### Exercises to complete
a - In the forum thread, which army does Justindkates say he is working on now?
b - Transcribe the forum thread between "Your all so" and "(Aug 16, 2008)", inclusive.
c - Pick up the forum thread about Space Marine chapters after its final sentence and keep it going.

### Extract
Your all so queer. Okay, dude who started this whole thread, the Ultramarine sare the symbol of the whole F^%&$#@ game, and your an idot to think they are a stain. Second, they are the basis for which every new 40k player learns to play. and thirdly they have been around alot longer than any other chapter to defend the Emporer and the Imperium.

Ok, Secoondly, your all traitor, the panzy, overbloated and over-powered Choas spacemarinea are crap, especially when compared to the new deamon armies.

And thirdly, I'm gonna have to go with Sarpeadon of the Soul Drinkers. Hes bad ass, and even has mutated spider legs, making him better than most psace marines. also, he have unwavering faith in defending people, so therefore, he is the best.


----------



## Baltar (Aug 16, 2008)

I detect a drunk poster...


----------



## Justindkates (Apr 30, 2010)

Most bad ass character thats tough but Corax in audio book was mega bad ass. Love Ahriman as well, easily my favorite Chaos Marine. 

Most awesome Legion is a tough one for me, I played UM back in the day, Thousand Sons and now I'm working on Raven Guard. 

And thinking about it since 1997 I have seen about 10 times more Space Wolves and Blood Angels on the table than Ultramarines.


----------



## Daemonetteboobs (May 31, 2010)

Well, I've seen one ultramarine army in person and another in a video battle report one time. Though I'm not really that big of a fan, and I like to jump on the smurf-hate bandwagon, the ultramarines are a pretty stunning force when painted well (I suggest everyone check out Gareth's ultra vindicator in the Modeling/Painting section of this forum link:http://www.heresy-online.net/forums/showthread.php?t=64367). 

On another note, and to answer the OP's question I'd have to agree in saying that SW have the best dex on the market right now though the BA can put out some pretty ba units. I wish DA were still the best, or at least had a 3+ SS invulnerable save


----------



## Baron Spikey (Mar 26, 2008)

Baltar said:


> There were some fucking AWESOME short stories in both of those books.
> 
> The kill counter in the helmet WAS cool.
> 
> ...


But in the Scouring which lasted at least as long as the Heresy, and probably longer, they were the Legion that held the Imperium together. Whilst the Space Wolves and Imperial Fists abandoned humanity the UM actually fought for the Emperor's Realm losing most of the Legion in their battles.

Whereas the Word Bearers didn't actually bring the smack down on the UM, sure they ambushed Guilliman's forces but they ended up with their arses kicked.

Owned by the Tyranids? I'm sorry do you know of a different account of the Battle of Macragge and Ichar IV, I'm pretty sure the UM annihilated the 'Nids.


----------



## Barnster (Feb 11, 2010)

They won Macragge ONLY because of the sacrife of the Dominus Astra, destroying the tyranids fleet, thats the imperial navy not the UMs. The swarm lord pawned Calgar at every turn, They lost virtually every marine and pdf in the unassailable polar fortresses, and were slaughtered at the battle of cold steel ridge.

### Stored items from a collection
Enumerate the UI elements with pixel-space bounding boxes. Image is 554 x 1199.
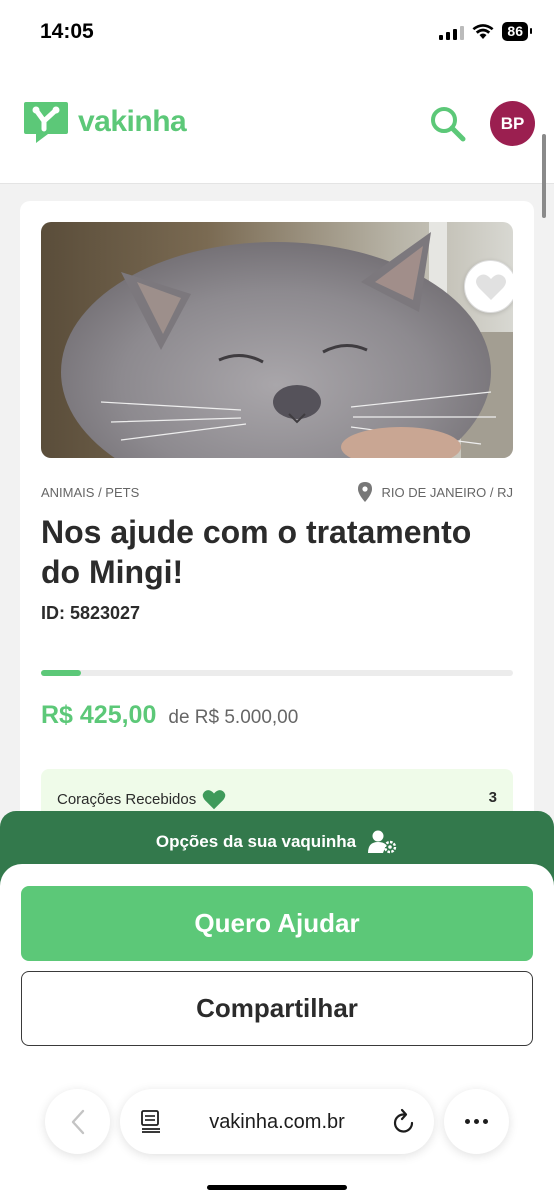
share-button[interactable]: Compartilhar (21, 971, 533, 1046)
favorite-button[interactable] (464, 260, 513, 313)
browser-toolbar: vakinha.com.br (0, 1078, 554, 1199)
green-heart-icon (203, 790, 226, 810)
campaign-id: ID: 5823027 (41, 603, 141, 623)
location-pin-icon (357, 482, 372, 502)
status-time: 14:05 (40, 20, 94, 43)
funding-progress-fill (41, 670, 82, 676)
vakinha-logo-icon (24, 102, 68, 143)
heart-icon (475, 274, 506, 300)
amount-goal: de R$ 5.000,00 (168, 707, 299, 728)
more-dot-icon (483, 1119, 488, 1124)
funding-progress-bar (41, 670, 513, 676)
user-settings-icon (368, 830, 397, 854)
status-icons: 86 (439, 22, 532, 41)
chevron-left-icon (71, 1109, 84, 1134)
scrollbar (542, 134, 546, 218)
cellular-signal-icon (439, 24, 465, 40)
hearts-received: Corações Recebidos (57, 789, 226, 810)
hearts-count: 3 (488, 789, 497, 806)
search-button[interactable] (428, 104, 468, 144)
search-icon (431, 107, 466, 142)
reload-icon[interactable] (392, 1108, 416, 1134)
category-label[interactable]: ANIMAIS / PETS (41, 485, 139, 500)
more-options-button[interactable] (444, 1089, 509, 1154)
options-label: Opções da sua vaquinha (155, 832, 357, 851)
funding-amounts: R$ 425,00 de R$ 5.000,00 (41, 701, 298, 730)
battery-indicator: 86 (502, 22, 532, 41)
more-dot-icon (474, 1119, 479, 1124)
campaign-photo[interactable] (41, 222, 513, 458)
user-avatar[interactable]: BP (490, 101, 535, 146)
more-dot-icon (465, 1119, 470, 1124)
site-header: vakinha BP (0, 66, 554, 218)
logo-text: vakinha (78, 105, 187, 138)
wifi-icon (472, 23, 494, 39)
url-text: vakinha.com.br (209, 1111, 345, 1133)
location: RIO DE JANEIRO / RJ (357, 482, 513, 502)
hearts-received-label: Corações Recebidos (57, 791, 197, 808)
campaign-meta: ANIMAIS / PETS RIO DE JANEIRO / RJ (41, 482, 513, 502)
campaign-card: ANIMAIS / PETS RIO DE JANEIRO / RJ Nos a… (20, 201, 534, 861)
options-toggle[interactable]: Opções da sua vaquinha (0, 829, 554, 855)
vakinha-logo[interactable]: vakinha (22, 100, 187, 144)
location-label: RIO DE JANEIRO / RJ (381, 484, 513, 500)
campaign-title: Nos ajude com o tratamento do Mingi! (41, 514, 472, 590)
back-button[interactable] (45, 1089, 110, 1154)
amount-raised: R$ 425,00 (41, 701, 157, 729)
home-indicator (207, 1185, 347, 1190)
address-bar[interactable]: vakinha.com.br (120, 1089, 434, 1154)
status-bar: 14:05 86 (0, 0, 554, 66)
cat-photo (41, 222, 513, 458)
help-button[interactable]: Quero Ajudar (21, 886, 533, 961)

### Answers
a - Raven Guard.

b -
Your all so queer. Okay, dude who started this whole thread, the Ultramarine sare the symbol of the whole F^%&$#@ game, and your an idot to think they are a stain. Second, they are the basis for which every new 40k player learns to play. and thirdly they have been around alot longer than any other chapter to defend the Emporer and the Imperium.

Ok, Secoondly, your all traitor, the panzy, overbloated and over-powered Choas spacemarinea are crap, especially when compared to the new deamon armies.

And thirdly, I'm gonna have to go with Sarpeadon of the Soul Drinkers. Hes bad ass, and even has mutated spider legs, making him better than most psace marines. also, he have unwavering faith in defending people, so therefore, he is the best.


----------



## Baltar (Aug 16, 2008)

c -
The UMs were the only legion that were around during the scourging simply because they were the only chapter to escape the heresy virtually unscathed, the rest of the legions suffered virtually irreplacable loses. 

The codex astartes, written by pappa smurf also finally ended any chance that mankind had to conquer the galaxy.


----------



## Baltar (Aug 16, 2008)

Barnster said:


> They won Macragge ONLY because of the sacrife of the Dominus Astra, destroying the tyranids fleet, thats the imperial navy not the UMs. The swarm lord pawned Calgar at every turn, They lost virtually every marine and pdf in the unassailable polar fortresses, and were slaughtered at the battle of cold steel ridge.
> 
> The UMs were the only legion that were around during the scourging simply because they were the only chapter to escape the heresy virtually unscathed, the rest of the legions suffered virtually irreplacable loses.
> 
> The codex astartes, written by pappa smurf also finally ended any chance that mankind had to conquer the galaxy.


All of this^

FACTS


----------



## Stella Cadente (Dec 25, 2006)

emporershand89 said:


> Your all so queer.


how cute, using queer instead of gay to sound a tiny bit more intelligent.


emporershand89 said:


> the Ultramarine sare the symbol of the whole F^%&$#@ game,


I believe you mean share, and the symbol for 40k is a hammer, ultramarines don't have a hammer symbol, so shouldn't it be salamanders?


emporershand89 said:


> and thirdly they have been around alot longer than any other chapter to defend the Emporer and the Imperium.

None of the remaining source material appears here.